• [TASK DIRECTIONS] Give the number of lines that contain the string "image", please, and nothing else.

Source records
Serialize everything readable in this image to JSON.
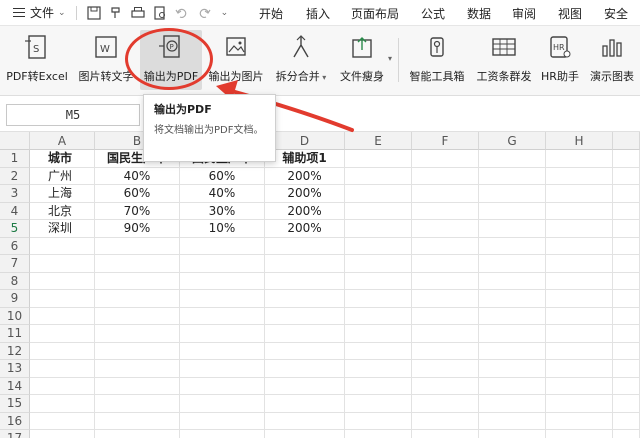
{
  "menubar": {
    "file_label": "文件",
    "tabs": [
      "开始",
      "插入",
      "页面布局",
      "公式",
      "数据",
      "审阅",
      "视图",
      "安全"
    ]
  },
  "ribbon": {
    "buttons": [
      {
        "label": "PDF转Excel",
        "icon": "pdf-to-excel-icon"
      },
      {
        "label": "图片转文字",
        "icon": "image-to-text-icon"
      },
      {
        "label": "输出为PDF",
        "icon": "export-pdf-icon"
      },
      {
        "label": "输出为图片",
        "icon": "export-image-icon"
      },
      {
        "label": "拆分合并",
        "icon": "split-merge-icon"
      },
      {
        "label": "文件瘦身",
        "icon": "file-slim-icon"
      },
      {
        "label": "智能工具箱",
        "icon": "smart-toolbox-icon"
      },
      {
        "label": "工资条群发",
        "icon": "payslip-icon"
      },
      {
        "label": "HR助手",
        "icon": "hr-assistant-icon"
      },
      {
        "label": "演示图表",
        "icon": "demo-chart-icon"
      }
    ]
  },
  "tooltip": {
    "title": "输出为PDF",
    "body": "将文档输出为PDF文档。"
  },
  "namebox": "M5",
  "columns": [
    "A",
    "B",
    "C",
    "D",
    "E",
    "F",
    "G",
    "H"
  ],
  "rows": [
    "1",
    "2",
    "3",
    "4",
    "5",
    "6",
    "7",
    "8",
    "9",
    "10",
    "11",
    "12",
    "13",
    "14",
    "15",
    "16",
    "17"
  ],
  "table": {
    "headers": [
      "城市",
      "国民生产率",
      "国民生产率",
      "辅助项1"
    ],
    "rows": [
      [
        "广州",
        "40%",
        "60%",
        "200%"
      ],
      [
        "上海",
        "60%",
        "40%",
        "200%"
      ],
      [
        "北京",
        "70%",
        "30%",
        "200%"
      ],
      [
        "深圳",
        "90%",
        "10%",
        "200%"
      ]
    ]
  },
  "colors": {
    "highlight": "#e23b2e",
    "accent": "#1e7b45"
  }
}
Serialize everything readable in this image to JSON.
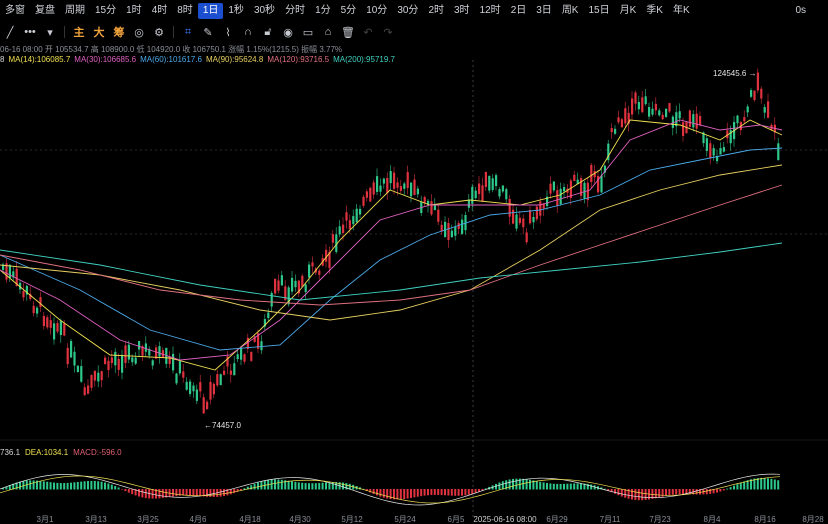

• [FULL OUTPUT] 4